**Objective:** Lines holding the string "assembly" are the ones to copy from this listing.

**Material for this exercise:**

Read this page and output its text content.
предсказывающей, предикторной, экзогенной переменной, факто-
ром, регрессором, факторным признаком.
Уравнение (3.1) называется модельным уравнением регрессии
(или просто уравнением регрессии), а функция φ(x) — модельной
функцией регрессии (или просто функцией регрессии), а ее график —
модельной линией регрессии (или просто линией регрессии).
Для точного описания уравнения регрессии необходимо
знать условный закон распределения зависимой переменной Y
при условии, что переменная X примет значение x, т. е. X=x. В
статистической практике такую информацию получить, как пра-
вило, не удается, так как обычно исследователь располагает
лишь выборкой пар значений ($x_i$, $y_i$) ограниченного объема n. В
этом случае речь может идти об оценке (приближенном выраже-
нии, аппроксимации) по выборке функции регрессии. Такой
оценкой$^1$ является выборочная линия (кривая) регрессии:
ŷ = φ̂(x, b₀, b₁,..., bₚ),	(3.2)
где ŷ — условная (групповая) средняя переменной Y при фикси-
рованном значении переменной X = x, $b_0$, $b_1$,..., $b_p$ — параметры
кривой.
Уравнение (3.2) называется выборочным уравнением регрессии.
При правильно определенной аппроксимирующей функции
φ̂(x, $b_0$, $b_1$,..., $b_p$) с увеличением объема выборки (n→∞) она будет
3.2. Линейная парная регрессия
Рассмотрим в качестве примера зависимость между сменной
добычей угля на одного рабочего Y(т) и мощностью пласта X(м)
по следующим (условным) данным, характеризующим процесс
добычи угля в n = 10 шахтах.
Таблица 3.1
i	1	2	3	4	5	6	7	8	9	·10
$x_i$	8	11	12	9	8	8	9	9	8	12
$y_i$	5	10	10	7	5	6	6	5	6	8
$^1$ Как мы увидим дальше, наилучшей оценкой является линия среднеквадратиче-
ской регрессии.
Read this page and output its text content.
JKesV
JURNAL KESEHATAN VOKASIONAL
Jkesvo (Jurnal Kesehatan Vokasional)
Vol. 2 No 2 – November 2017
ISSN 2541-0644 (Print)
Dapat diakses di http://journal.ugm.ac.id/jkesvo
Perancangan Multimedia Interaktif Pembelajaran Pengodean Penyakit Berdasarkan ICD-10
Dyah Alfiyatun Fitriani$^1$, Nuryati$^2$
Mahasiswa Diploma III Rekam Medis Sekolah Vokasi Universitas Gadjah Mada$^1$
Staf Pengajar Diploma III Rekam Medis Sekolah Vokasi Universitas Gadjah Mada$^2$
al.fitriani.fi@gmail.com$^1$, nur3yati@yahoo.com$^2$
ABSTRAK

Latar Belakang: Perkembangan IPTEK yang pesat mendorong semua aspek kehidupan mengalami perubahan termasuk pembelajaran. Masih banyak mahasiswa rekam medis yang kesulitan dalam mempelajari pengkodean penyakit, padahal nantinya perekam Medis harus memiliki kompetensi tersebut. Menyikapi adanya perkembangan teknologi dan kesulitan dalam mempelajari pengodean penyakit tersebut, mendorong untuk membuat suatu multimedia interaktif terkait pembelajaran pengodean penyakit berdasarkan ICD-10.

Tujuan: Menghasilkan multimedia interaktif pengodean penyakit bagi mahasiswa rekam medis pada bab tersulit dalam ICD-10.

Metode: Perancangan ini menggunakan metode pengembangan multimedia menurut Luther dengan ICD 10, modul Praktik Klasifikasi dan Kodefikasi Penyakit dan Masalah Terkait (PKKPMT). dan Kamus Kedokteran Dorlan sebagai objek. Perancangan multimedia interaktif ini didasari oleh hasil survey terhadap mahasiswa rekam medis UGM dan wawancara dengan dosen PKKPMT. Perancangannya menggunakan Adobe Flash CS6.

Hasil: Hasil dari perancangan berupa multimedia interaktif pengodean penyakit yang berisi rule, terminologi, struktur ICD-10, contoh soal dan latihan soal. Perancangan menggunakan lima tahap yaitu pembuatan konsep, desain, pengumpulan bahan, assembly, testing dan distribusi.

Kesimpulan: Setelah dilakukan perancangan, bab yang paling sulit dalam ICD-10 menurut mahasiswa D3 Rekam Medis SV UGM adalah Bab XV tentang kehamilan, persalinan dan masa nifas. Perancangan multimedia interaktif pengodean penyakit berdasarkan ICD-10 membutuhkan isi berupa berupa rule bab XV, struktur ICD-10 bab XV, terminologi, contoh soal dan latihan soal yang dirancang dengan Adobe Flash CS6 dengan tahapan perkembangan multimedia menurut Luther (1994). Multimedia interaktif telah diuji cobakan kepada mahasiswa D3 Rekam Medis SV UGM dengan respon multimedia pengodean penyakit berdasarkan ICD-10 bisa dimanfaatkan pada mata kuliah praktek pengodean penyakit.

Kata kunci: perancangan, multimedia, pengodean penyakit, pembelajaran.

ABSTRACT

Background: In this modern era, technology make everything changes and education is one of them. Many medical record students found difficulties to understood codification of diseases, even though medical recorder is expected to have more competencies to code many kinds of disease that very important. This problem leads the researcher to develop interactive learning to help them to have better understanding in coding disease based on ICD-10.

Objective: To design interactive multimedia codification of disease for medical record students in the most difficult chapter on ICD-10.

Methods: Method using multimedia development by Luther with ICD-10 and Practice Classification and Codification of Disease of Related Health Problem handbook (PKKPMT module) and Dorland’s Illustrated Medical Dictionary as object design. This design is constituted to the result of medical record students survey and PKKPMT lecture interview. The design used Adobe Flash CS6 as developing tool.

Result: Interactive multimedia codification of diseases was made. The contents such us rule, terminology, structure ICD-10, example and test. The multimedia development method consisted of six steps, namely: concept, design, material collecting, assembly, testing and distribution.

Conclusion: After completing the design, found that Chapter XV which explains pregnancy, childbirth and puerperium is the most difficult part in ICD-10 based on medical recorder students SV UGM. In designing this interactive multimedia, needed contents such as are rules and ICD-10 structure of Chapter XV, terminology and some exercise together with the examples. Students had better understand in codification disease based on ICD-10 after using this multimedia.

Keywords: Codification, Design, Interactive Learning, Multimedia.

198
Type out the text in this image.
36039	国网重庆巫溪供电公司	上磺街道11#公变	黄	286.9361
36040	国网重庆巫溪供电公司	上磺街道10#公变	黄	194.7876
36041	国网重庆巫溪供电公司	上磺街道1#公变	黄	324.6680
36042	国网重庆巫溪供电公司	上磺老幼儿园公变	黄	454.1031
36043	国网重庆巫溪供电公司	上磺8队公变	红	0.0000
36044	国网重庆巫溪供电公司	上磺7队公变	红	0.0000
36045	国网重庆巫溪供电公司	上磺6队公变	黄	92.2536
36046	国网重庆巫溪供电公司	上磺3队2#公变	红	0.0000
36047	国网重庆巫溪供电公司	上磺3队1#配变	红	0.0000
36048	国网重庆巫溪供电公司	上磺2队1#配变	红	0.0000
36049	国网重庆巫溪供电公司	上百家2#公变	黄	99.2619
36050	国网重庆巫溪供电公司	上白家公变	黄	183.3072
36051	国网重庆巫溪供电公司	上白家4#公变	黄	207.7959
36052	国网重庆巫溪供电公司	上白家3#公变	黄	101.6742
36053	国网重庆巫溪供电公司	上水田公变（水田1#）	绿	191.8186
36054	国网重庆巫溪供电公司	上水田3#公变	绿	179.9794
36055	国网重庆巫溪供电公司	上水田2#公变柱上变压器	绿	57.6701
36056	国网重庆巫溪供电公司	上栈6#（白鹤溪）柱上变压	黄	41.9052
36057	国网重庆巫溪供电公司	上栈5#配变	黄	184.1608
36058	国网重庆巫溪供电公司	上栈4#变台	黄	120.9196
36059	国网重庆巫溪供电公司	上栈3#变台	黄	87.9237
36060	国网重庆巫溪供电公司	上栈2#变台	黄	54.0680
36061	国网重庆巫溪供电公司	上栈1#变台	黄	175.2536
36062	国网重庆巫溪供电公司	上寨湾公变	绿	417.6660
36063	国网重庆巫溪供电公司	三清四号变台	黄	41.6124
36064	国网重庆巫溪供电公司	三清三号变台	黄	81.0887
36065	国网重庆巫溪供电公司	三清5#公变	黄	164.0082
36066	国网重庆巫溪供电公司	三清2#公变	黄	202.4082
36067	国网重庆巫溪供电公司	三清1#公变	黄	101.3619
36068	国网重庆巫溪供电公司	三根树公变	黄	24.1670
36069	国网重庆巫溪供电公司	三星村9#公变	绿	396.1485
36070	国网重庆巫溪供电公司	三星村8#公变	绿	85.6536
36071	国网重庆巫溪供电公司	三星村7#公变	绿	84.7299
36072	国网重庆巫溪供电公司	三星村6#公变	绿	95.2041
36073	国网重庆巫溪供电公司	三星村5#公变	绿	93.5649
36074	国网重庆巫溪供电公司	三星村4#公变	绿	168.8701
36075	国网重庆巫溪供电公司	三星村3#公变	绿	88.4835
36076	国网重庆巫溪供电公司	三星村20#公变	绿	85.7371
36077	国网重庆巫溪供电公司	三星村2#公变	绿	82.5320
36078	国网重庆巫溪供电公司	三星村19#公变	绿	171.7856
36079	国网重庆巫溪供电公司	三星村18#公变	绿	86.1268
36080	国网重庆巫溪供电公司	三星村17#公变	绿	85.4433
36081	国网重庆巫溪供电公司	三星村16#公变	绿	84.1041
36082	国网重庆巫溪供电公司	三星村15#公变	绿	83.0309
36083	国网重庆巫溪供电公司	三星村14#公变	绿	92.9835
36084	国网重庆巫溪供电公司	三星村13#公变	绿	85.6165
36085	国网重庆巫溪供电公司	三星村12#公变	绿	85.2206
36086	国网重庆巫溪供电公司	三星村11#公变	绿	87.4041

**Right answer:**
Hasil: Hasil dari perancangan berupa multimedia interaktif pengodean penyakit yang berisi rule, terminologi, struktur ICD-10, contoh soal dan latihan soal. Perancangan menggunakan lima tahap yaitu pembuatan konsep, desain, pengumpulan bahan, assembly, testing dan distribusi.
Result: Interactive multimedia codification of diseases was made. The contents such us rule, terminology, structure ICD-10, example and test. The multimedia development method consisted of six steps, namely: concept, design, material collecting, assembly, testing and distribution.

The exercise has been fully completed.